- **Aim of the exercise**:
Each line of the listing must be transcribed exactly, except for the images, which should be excluded.

- **Data supplied**:
*****
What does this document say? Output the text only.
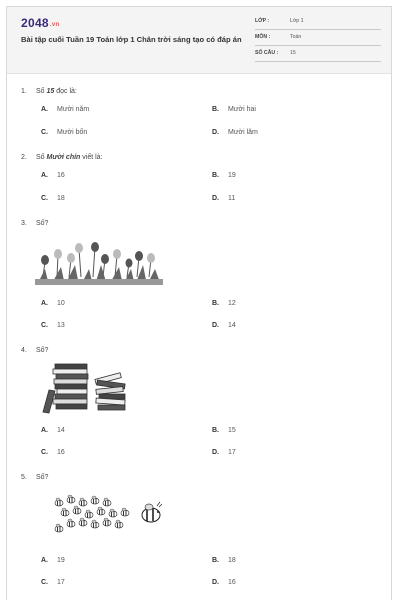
2048.vn
Bài tập cuối Tuần 19 Toán lớp 1 Chân trời sáng tạo có đáp án
LỚP :	Lớp 1
MÔN :	Toán
SỐ CÂU : 15
1. Số 15 đọc là:
A. Mười năm	B. Mười hai
C. Mười bốn	D. Mười lăm
2. Số Mười chín viết là:
A. 16	B. 19
C. 18	D. 11
3. Số?
A. 10	B. 12
C. 13	D. 14
4. Số?
A. 14	B. 15
C. 16	D. 17
5. Số?
A. 19	B. 18
C. 17	D. 16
*****
- **Response below**:
What does this document say? Output the text only.
2048.vn
Bài tập cuối Tuần 19 Toán lớp 1 Chân trời sáng tạo có đáp án
LỚP :	Lớp 1
MÔN :	Toán
SỐ CÂU : 15
1. Số 15 đọc là:
A. Mười năm	B. Mười hai
C. Mười bốn	D. Mười lăm
2. Số Mười chín viết là:
A. 16	B. 19
C. 18	D. 11
3. Số?
A. 10	B. 12
C. 13	D. 14
4. Số?
A. 14	B. 15
C. 16	D. 17
5. Số?
A. 19	B. 18
C. 17	D. 16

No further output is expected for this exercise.